Stored data:
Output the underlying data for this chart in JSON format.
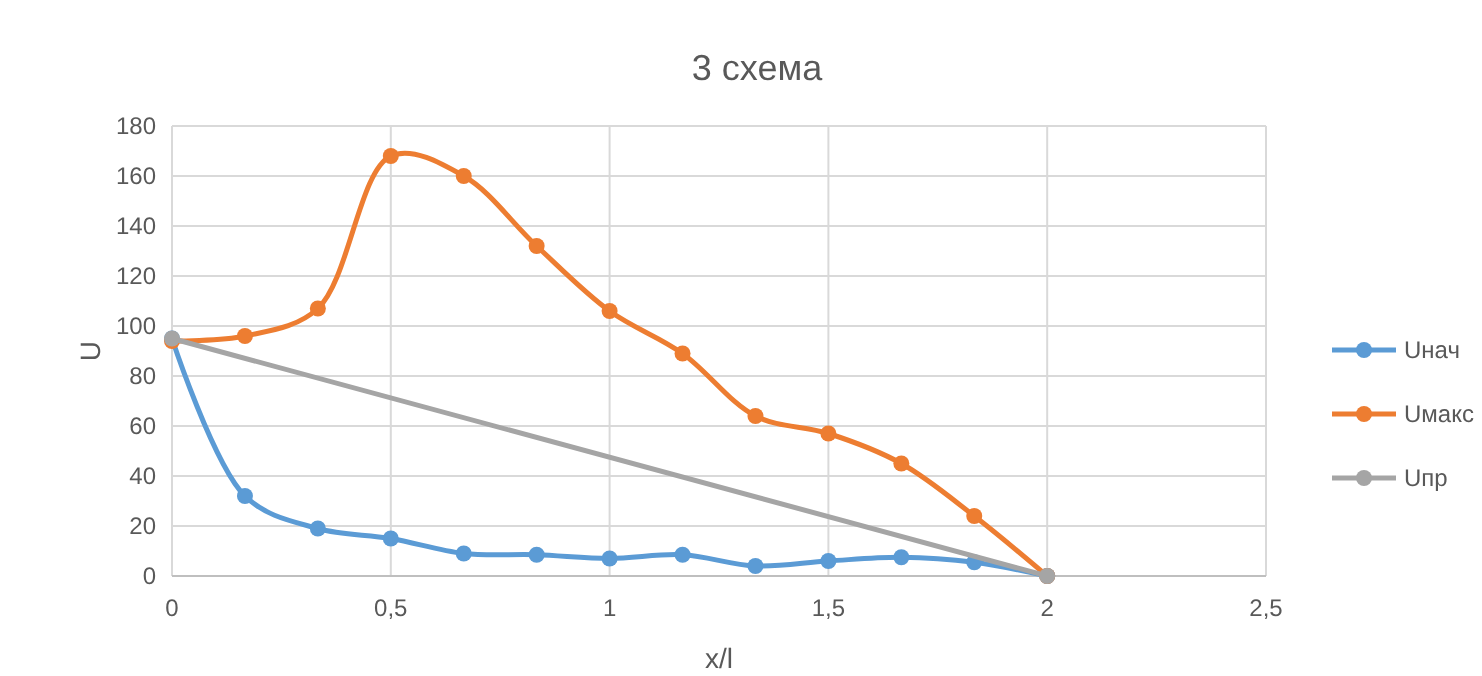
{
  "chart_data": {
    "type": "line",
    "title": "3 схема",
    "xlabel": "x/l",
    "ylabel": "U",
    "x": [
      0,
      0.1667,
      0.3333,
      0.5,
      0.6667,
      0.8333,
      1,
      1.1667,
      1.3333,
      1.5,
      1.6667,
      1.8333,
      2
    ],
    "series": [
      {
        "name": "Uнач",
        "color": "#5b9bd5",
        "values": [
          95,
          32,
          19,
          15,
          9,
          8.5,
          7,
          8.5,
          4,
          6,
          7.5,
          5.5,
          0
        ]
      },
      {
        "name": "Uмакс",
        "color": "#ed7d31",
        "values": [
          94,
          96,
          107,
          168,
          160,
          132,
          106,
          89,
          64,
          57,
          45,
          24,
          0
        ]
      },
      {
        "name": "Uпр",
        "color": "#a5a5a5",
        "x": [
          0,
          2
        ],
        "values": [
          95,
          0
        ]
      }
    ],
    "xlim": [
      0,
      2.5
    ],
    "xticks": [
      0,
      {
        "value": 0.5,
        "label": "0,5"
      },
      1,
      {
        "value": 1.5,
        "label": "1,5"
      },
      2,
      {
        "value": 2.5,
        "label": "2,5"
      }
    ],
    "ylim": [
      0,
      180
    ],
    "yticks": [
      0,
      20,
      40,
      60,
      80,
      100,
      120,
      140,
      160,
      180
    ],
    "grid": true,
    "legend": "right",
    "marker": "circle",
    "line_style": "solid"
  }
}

* * *

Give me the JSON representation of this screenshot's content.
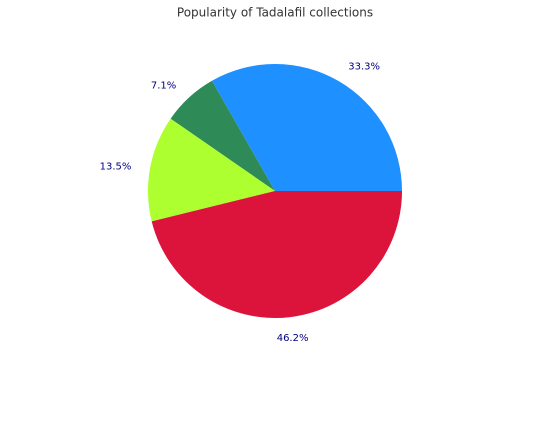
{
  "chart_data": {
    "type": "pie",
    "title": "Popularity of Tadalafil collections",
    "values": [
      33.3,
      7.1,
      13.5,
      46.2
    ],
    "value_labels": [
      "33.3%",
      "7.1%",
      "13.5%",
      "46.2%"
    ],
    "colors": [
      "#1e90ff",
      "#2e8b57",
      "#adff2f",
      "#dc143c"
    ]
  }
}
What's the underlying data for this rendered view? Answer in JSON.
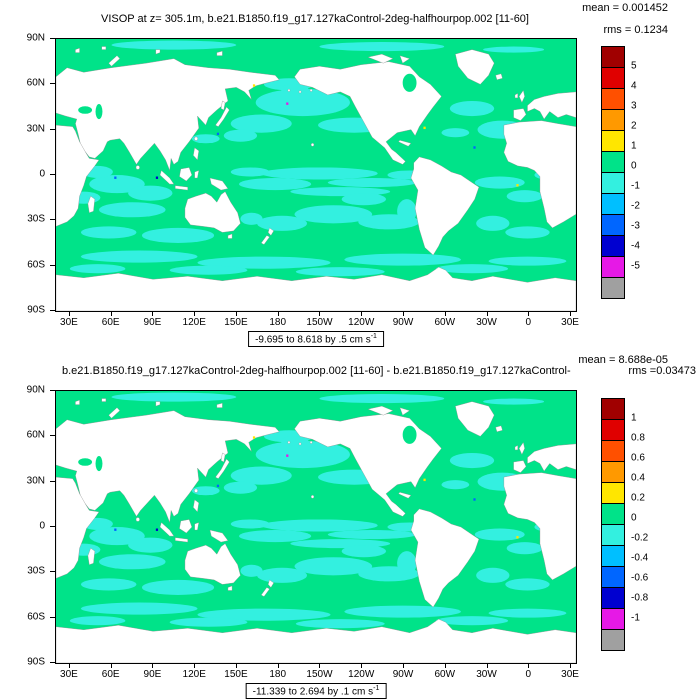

Short exercise:
Keep the pictures out, and extract only the lines that begin at the one containing "Give me the" and end at the one containing "What's the underlying", inclusive.

Result for this task:
Give me the JSON representation of this screenshot's content.
{
  "chart_data": {
    "type": "pie",
    "title": "Popularity of Tadalafil collections",
    "values": [
      33.3,
      7.1,
      13.5,
      46.2
    ],
    "value_labels": [
      "33.3%",
      "7.1%",
      "13.5%",
      "46.2%"
    ],
    "colors": [
      "#1e90ff",
      "#2e8b57",
      "#adff2f",
      "#dc143c"
    ]
  }
}
What's the underlying data for this rendered view? Answer in JSON.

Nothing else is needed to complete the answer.